## STATED PROBLEM
Restate the full set of records exactly, without adding or dropping a word.
--- LISTED ENTRIES ---
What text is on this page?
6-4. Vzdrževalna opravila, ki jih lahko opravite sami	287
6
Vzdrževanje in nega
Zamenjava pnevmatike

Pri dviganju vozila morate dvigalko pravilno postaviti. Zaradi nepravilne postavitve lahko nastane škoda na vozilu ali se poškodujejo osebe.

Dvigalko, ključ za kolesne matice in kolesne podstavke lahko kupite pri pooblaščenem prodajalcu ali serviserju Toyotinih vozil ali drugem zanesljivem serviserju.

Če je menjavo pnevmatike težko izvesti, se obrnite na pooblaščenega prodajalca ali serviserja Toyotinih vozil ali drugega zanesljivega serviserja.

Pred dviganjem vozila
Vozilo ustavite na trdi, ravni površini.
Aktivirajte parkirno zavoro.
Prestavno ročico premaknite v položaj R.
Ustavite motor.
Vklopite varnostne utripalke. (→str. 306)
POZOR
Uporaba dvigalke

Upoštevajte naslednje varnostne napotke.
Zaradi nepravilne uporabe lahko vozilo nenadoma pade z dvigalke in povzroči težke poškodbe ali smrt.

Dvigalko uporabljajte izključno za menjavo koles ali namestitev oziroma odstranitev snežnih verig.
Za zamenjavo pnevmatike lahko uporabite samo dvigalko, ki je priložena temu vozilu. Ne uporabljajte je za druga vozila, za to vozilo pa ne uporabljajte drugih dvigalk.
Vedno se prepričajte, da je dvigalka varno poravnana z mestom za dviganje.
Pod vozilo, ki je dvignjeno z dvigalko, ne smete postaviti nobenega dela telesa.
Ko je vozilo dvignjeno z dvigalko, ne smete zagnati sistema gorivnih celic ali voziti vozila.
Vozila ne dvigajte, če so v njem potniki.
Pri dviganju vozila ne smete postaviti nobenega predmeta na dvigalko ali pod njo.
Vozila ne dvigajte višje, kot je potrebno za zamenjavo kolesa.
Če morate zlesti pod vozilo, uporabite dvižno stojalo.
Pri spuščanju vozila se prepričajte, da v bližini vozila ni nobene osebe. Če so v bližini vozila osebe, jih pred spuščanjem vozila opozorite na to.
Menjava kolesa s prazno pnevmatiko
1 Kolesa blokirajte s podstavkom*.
---
## TASK OUTPUT
What text is on this page?
6-4. Vzdrževalna opravila, ki jih lahko opravite sami	287
6
Vzdrževanje in nega
Zamenjava pnevmatike

Pri dviganju vozila morate dvigalko pravilno postaviti. Zaradi nepravilne postavitve lahko nastane škoda na vozilu ali se poškodujejo osebe.

Dvigalko, ključ za kolesne matice in kolesne podstavke lahko kupite pri pooblaščenem prodajalcu ali serviserju Toyotinih vozil ali drugem zanesljivem serviserju.

Če je menjavo pnevmatike težko izvesti, se obrnite na pooblaščenega prodajalca ali serviserja Toyotinih vozil ali drugega zanesljivega serviserja.

Pred dviganjem vozila
Vozilo ustavite na trdi, ravni površini.
Aktivirajte parkirno zavoro.
Prestavno ročico premaknite v položaj R.
Ustavite motor.
Vklopite varnostne utripalke. (→str. 306)
POZOR
Uporaba dvigalke

Upoštevajte naslednje varnostne napotke.
Zaradi nepravilne uporabe lahko vozilo nenadoma pade z dvigalke in povzroči težke poškodbe ali smrt.

Dvigalko uporabljajte izključno za menjavo koles ali namestitev oziroma odstranitev snežnih verig.
Za zamenjavo pnevmatike lahko uporabite samo dvigalko, ki je priložena temu vozilu. Ne uporabljajte je za druga vozila, za to vozilo pa ne uporabljajte drugih dvigalk.
Vedno se prepričajte, da je dvigalka varno poravnana z mestom za dviganje.
Pod vozilo, ki je dvignjeno z dvigalko, ne smete postaviti nobenega dela telesa.
Ko je vozilo dvignjeno z dvigalko, ne smete zagnati sistema gorivnih celic ali voziti vozila.
Vozila ne dvigajte, če so v njem potniki.
Pri dviganju vozila ne smete postaviti nobenega predmeta na dvigalko ali pod njo.
Vozila ne dvigajte višje, kot je potrebno za zamenjavo kolesa.
Če morate zlesti pod vozilo, uporabite dvižno stojalo.
Pri spuščanju vozila se prepričajte, da v bližini vozila ni nobene osebe. Če so v bližini vozila osebe, jih pred spuščanjem vozila opozorite na to.
Menjava kolesa s prazno pnevmatiko
1 Kolesa blokirajte s podstavkom*.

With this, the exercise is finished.